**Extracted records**
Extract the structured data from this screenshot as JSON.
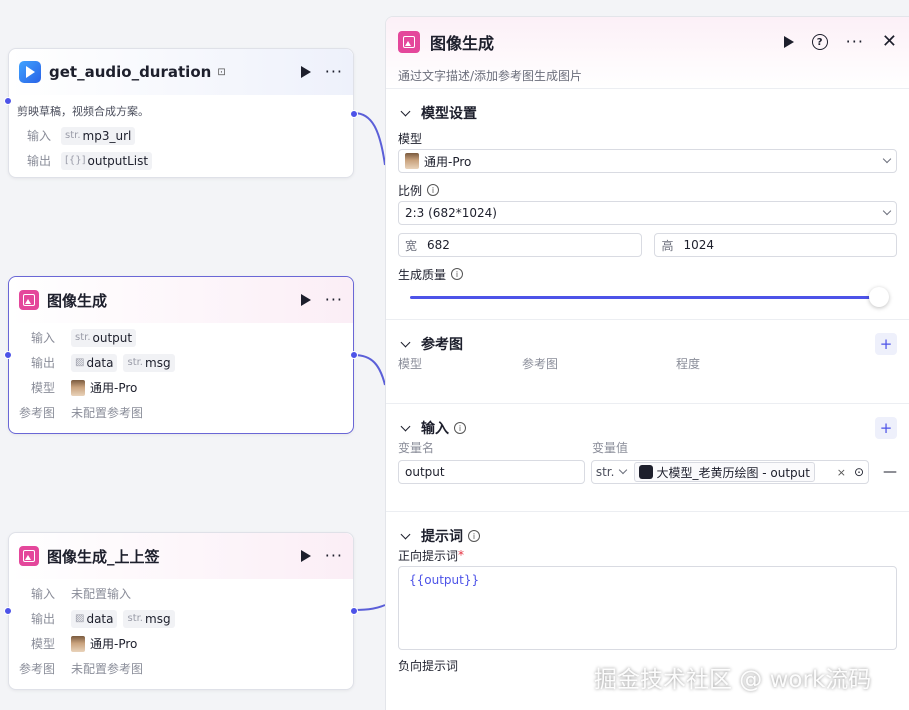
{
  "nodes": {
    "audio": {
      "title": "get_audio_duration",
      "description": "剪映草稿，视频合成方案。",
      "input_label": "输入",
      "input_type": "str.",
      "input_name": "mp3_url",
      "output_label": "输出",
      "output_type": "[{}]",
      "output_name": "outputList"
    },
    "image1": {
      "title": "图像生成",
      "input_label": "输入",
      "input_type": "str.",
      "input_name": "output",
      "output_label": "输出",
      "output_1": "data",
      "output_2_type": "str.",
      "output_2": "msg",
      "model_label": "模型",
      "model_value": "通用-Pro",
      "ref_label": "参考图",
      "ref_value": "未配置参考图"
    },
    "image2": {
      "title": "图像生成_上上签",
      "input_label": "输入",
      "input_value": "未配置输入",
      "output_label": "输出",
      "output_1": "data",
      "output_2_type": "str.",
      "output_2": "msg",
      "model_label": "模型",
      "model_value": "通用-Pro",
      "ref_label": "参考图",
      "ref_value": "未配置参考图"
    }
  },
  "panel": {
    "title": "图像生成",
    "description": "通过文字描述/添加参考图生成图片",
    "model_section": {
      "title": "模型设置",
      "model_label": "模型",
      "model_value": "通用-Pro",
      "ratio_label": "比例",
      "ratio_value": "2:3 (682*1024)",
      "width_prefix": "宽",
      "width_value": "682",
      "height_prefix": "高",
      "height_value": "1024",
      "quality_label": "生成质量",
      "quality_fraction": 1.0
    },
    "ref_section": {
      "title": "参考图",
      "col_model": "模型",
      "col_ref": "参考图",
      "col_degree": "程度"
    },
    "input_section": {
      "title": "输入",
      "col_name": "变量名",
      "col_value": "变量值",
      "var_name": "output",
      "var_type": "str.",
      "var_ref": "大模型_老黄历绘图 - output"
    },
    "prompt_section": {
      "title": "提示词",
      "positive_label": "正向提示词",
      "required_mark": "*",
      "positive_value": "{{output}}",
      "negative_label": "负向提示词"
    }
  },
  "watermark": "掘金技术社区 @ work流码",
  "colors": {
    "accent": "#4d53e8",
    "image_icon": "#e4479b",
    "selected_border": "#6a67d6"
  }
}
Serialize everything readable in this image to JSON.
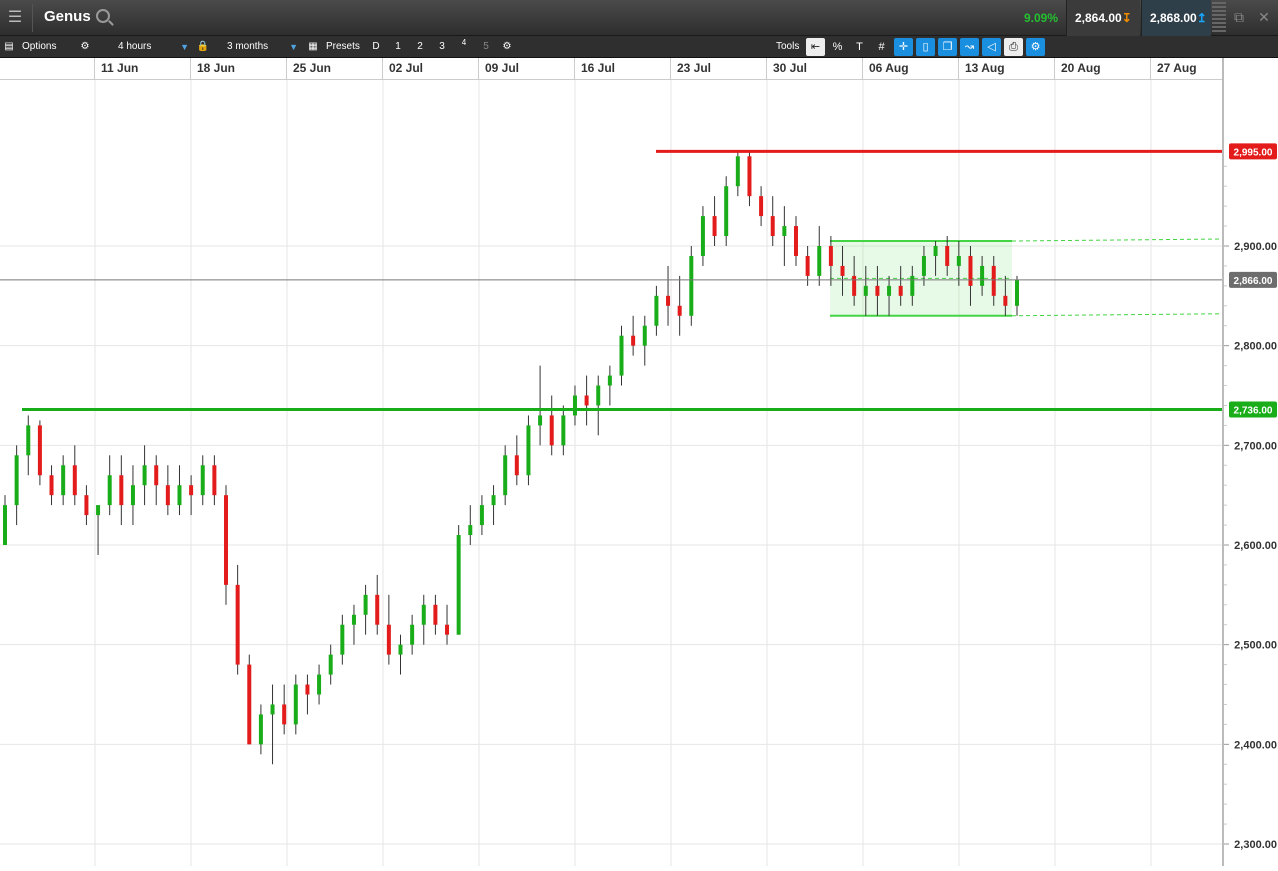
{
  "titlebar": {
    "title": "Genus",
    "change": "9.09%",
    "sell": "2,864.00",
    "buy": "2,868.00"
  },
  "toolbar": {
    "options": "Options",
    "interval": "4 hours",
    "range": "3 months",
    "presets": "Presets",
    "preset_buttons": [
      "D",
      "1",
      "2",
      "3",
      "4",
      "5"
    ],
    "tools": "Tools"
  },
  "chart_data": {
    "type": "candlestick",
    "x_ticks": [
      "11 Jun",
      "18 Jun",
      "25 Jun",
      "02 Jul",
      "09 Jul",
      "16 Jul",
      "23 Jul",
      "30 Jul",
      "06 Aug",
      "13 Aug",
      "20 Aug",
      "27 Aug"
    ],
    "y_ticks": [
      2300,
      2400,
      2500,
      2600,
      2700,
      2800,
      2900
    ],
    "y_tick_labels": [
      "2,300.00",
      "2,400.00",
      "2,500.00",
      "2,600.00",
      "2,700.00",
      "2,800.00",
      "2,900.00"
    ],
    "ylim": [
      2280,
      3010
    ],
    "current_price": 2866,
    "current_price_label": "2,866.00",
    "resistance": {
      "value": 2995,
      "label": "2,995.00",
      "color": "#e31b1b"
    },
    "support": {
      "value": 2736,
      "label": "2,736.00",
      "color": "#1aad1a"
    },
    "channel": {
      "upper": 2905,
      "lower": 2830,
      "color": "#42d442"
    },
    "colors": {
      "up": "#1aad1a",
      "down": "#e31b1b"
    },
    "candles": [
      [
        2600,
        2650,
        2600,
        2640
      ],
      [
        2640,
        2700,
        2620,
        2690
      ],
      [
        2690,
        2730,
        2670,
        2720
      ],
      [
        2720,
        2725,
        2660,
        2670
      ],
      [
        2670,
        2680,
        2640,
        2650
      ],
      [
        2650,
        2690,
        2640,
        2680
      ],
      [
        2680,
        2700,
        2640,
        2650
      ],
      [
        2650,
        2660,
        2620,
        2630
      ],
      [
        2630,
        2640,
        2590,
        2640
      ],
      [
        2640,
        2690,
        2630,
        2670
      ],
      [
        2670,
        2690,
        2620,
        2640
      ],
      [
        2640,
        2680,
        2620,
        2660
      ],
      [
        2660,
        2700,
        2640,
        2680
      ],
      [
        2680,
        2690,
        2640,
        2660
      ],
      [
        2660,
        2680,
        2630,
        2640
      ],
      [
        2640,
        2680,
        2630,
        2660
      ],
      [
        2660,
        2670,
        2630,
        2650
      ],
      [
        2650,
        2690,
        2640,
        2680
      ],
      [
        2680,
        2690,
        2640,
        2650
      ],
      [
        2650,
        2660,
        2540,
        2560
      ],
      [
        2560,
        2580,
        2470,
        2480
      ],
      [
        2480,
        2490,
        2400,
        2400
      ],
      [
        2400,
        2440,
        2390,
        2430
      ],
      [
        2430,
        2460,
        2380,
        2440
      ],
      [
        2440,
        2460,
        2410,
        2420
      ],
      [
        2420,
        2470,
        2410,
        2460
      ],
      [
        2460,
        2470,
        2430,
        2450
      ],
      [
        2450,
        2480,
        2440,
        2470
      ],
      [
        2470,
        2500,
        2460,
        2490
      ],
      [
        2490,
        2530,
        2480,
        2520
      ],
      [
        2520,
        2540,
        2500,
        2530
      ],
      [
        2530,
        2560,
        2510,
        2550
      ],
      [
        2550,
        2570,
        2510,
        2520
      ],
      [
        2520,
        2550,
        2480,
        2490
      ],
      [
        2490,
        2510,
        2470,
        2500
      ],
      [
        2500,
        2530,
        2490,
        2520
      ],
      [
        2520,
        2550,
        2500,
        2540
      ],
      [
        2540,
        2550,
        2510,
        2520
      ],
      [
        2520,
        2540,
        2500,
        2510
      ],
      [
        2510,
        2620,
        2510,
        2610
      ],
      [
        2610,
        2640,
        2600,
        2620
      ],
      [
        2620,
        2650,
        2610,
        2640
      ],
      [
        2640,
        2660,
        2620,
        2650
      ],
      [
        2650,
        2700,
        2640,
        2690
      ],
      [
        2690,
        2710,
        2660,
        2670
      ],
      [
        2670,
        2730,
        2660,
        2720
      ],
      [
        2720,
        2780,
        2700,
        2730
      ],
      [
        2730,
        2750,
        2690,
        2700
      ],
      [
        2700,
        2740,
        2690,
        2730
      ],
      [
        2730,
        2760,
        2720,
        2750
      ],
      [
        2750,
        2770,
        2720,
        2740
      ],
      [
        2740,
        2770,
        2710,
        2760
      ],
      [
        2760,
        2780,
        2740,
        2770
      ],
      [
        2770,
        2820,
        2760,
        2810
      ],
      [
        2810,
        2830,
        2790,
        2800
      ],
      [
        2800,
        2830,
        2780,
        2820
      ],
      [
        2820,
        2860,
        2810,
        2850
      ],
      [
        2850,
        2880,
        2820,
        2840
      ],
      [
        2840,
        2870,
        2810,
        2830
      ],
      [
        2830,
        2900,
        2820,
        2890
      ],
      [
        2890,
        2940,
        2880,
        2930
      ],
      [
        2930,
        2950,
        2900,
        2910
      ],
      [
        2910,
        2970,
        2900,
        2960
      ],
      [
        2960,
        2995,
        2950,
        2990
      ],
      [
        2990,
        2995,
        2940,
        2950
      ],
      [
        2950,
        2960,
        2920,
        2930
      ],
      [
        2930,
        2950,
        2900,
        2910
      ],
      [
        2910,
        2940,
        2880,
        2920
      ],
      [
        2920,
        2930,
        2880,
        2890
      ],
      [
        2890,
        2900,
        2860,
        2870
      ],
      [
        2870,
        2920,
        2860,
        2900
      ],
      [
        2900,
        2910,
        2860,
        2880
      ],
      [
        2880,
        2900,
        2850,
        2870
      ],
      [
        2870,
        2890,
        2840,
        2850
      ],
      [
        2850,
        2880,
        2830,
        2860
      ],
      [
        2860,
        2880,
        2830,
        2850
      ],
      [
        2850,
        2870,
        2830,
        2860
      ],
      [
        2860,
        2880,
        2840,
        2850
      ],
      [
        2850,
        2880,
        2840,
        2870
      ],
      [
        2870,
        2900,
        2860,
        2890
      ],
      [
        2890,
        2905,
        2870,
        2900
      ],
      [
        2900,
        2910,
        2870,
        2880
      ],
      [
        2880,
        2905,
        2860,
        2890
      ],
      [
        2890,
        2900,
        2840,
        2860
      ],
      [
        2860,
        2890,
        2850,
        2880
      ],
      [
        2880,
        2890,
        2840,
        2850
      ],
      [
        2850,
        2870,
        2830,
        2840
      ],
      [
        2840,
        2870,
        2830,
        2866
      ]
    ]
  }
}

**Request**
Report how many lines of the preceding records include "description". Output the number only.

**Complete answer**
2